#### DATASET EXTRACT

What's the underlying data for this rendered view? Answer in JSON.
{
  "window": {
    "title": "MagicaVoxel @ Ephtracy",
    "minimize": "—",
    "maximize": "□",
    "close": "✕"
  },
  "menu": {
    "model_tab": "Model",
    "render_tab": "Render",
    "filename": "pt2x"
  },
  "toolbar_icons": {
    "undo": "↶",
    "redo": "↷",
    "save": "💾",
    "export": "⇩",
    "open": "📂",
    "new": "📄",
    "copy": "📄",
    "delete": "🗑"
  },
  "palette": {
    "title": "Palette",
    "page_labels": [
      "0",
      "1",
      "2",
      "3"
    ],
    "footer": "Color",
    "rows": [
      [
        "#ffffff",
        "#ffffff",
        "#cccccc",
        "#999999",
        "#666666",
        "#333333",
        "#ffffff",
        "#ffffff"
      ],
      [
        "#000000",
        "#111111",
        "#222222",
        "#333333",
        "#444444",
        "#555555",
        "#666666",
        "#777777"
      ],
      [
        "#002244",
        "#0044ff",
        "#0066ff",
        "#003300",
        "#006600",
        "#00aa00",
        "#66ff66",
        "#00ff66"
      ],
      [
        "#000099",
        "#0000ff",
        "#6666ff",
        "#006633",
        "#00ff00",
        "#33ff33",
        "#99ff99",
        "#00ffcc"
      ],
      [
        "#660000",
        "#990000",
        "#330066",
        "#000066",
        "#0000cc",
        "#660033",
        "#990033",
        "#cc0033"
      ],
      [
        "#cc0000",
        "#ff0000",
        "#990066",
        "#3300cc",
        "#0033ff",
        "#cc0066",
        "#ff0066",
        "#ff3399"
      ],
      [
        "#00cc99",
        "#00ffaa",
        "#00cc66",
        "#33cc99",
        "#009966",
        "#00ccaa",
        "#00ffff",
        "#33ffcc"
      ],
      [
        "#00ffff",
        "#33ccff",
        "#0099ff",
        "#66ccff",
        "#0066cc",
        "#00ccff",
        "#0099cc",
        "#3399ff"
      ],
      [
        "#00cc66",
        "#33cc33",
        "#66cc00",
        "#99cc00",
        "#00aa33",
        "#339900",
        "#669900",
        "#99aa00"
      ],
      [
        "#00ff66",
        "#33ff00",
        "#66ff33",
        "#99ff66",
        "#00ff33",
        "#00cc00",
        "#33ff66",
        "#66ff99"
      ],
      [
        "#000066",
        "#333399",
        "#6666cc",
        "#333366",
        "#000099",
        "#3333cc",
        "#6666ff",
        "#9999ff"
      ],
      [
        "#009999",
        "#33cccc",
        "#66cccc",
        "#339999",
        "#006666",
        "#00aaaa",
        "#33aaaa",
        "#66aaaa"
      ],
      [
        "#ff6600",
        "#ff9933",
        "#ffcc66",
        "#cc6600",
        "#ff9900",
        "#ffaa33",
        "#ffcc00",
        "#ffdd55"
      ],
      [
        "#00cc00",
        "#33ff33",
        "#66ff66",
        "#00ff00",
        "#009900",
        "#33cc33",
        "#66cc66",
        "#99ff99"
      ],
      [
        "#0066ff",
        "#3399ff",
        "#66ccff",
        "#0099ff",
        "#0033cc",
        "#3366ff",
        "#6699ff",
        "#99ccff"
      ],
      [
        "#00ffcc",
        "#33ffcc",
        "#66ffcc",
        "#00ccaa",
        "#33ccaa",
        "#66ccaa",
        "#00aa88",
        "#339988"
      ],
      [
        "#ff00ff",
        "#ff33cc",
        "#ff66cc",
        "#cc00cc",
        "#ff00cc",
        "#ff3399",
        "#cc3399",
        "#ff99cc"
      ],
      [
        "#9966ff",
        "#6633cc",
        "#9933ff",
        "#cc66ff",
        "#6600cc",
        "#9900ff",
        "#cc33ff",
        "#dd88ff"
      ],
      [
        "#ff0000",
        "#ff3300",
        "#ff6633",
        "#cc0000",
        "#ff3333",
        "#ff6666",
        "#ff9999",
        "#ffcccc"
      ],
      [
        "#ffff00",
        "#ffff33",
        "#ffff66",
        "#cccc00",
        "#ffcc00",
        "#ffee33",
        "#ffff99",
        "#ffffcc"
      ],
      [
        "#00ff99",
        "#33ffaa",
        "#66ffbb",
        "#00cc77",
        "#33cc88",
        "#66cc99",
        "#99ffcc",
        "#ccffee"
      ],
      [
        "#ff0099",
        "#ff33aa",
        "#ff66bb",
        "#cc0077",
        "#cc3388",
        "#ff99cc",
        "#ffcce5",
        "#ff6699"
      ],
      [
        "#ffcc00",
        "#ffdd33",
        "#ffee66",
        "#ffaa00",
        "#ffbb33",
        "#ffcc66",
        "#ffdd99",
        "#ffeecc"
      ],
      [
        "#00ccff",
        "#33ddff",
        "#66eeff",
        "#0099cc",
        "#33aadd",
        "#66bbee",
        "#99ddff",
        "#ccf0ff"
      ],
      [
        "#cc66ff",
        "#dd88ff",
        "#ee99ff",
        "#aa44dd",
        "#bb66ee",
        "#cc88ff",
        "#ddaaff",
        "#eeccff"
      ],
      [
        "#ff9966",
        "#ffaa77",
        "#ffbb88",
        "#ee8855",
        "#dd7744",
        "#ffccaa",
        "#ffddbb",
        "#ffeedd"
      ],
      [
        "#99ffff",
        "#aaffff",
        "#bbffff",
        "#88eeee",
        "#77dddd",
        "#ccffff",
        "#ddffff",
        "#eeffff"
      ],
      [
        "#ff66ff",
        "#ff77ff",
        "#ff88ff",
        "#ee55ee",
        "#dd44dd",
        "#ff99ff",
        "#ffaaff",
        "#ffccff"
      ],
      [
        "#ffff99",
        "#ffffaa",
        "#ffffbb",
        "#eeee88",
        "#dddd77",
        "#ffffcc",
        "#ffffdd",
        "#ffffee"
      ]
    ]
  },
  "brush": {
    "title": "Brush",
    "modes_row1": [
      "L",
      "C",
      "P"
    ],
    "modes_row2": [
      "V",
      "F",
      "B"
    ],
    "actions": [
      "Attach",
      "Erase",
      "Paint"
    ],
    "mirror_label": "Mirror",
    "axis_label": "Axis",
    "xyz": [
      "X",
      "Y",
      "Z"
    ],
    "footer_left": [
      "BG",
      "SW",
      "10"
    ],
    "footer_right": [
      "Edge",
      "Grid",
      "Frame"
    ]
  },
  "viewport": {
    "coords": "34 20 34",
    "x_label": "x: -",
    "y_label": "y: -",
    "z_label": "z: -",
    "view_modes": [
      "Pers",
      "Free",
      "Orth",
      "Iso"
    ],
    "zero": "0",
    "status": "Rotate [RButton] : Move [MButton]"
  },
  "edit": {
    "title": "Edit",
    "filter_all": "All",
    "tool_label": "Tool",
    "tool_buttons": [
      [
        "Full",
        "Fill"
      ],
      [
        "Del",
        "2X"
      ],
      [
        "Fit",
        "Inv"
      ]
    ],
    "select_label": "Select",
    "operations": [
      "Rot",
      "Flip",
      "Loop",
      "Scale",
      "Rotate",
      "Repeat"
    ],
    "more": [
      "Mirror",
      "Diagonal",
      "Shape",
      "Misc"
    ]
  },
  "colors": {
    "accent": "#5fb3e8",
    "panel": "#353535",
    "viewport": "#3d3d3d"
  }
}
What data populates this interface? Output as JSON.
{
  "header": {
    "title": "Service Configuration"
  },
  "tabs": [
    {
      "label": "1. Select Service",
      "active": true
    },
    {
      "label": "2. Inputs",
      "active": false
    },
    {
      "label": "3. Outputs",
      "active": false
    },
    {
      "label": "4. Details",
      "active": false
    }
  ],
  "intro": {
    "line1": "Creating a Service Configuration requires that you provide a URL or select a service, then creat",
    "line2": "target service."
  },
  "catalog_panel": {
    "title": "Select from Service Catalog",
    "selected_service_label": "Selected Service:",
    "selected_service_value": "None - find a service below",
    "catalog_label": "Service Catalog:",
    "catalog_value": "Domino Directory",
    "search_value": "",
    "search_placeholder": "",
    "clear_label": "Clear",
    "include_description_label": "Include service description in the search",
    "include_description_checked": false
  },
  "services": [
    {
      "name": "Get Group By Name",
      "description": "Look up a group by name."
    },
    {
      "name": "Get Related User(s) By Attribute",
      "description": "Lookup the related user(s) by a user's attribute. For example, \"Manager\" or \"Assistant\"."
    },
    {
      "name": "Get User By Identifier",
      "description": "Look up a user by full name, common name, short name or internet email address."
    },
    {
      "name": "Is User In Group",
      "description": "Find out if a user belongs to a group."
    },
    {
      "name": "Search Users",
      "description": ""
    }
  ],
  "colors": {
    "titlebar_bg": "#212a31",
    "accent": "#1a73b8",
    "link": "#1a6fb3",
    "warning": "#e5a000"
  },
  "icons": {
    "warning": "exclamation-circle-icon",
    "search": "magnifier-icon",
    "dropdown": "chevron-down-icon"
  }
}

########

Take every line from the one containing "What data populates" to the end of the listing and output it exactly, with nothing else.

What data populates this interface? Output as JSON.
{
  "header": {
    "title": "Service Configuration"
  },
  "tabs": [
    {
      "label": "1. Select Service",
      "active": true
    },
    {
      "label": "2. Inputs",
      "active": false
    },
    {
      "label": "3. Outputs",
      "active": false
    },
    {
      "label": "4. Details",
      "active": false
    }
  ],
  "intro": {
    "line1": "Creating a Service Configuration requires that you provide a URL or select a service, then creat",
    "line2": "target service."
  },
  "catalog_panel": {
    "title": "Select from Service Catalog",
    "selected_service_label": "Selected Service:",
    "selected_service_value": "None - find a service below",
    "catalog_label": "Service Catalog:",
    "catalog_value": "Domino Directory",
    "search_value": "",
    "search_placeholder": "",
    "clear_label": "Clear",
    "include_description_label": "Include service description in the search",
    "include_description_checked": false
  },
  "services": [
    {
      "name": "Get Group By Name",
      "description": "Look up a group by name."
    },
    {
      "name": "Get Related User(s) By Attribute",
      "description": "Lookup the related user(s) by a user's attribute. For example, \"Manager\" or \"Assistant\"."
    },
    {
      "name": "Get User By Identifier",
      "description": "Look up a user by full name, common name, short name or internet email address."
    },
    {
      "name": "Is User In Group",
      "description": "Find out if a user belongs to a group."
    },
    {
      "name": "Search Users",
      "description": ""
    }
  ],
  "colors": {
    "titlebar_bg": "#212a31",
    "accent": "#1a73b8",
    "link": "#1a6fb3",
    "warning": "#e5a000"
  },
  "icons": {
    "warning": "exclamation-circle-icon",
    "search": "magnifier-icon",
    "dropdown": "chevron-down-icon"
  }
}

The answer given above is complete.